Written request: Gather each line of the records where "hematíes" appears.

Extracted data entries

::::::::::

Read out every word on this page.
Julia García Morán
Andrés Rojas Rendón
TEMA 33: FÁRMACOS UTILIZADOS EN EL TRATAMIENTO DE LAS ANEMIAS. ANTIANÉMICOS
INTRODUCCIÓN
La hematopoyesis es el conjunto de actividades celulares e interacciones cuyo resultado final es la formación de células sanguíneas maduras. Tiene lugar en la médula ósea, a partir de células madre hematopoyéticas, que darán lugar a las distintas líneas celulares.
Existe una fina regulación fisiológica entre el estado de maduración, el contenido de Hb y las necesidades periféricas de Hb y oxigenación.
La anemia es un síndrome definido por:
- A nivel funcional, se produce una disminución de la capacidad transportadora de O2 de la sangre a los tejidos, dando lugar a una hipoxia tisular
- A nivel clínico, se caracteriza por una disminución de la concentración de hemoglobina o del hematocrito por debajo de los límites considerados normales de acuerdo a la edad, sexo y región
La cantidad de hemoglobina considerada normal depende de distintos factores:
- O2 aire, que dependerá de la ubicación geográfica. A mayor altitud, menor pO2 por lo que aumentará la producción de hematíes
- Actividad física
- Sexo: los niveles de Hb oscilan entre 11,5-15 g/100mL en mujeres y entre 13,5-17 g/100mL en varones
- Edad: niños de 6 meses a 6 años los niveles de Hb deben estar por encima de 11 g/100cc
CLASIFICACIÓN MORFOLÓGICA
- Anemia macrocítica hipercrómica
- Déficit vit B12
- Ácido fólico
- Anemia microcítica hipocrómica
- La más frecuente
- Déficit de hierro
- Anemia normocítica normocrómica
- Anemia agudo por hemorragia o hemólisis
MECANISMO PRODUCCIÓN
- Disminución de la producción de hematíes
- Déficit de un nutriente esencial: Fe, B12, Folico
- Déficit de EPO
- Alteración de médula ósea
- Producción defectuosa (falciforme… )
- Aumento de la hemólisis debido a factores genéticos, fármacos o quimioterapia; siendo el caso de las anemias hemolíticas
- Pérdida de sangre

::::::::::

Final result:
- O2 aire, que dependerá de la ubicación geográfica. A mayor altitud, menor pO2 por lo que aumentará la producción de hematíes
- Disminución de la producción de hematíes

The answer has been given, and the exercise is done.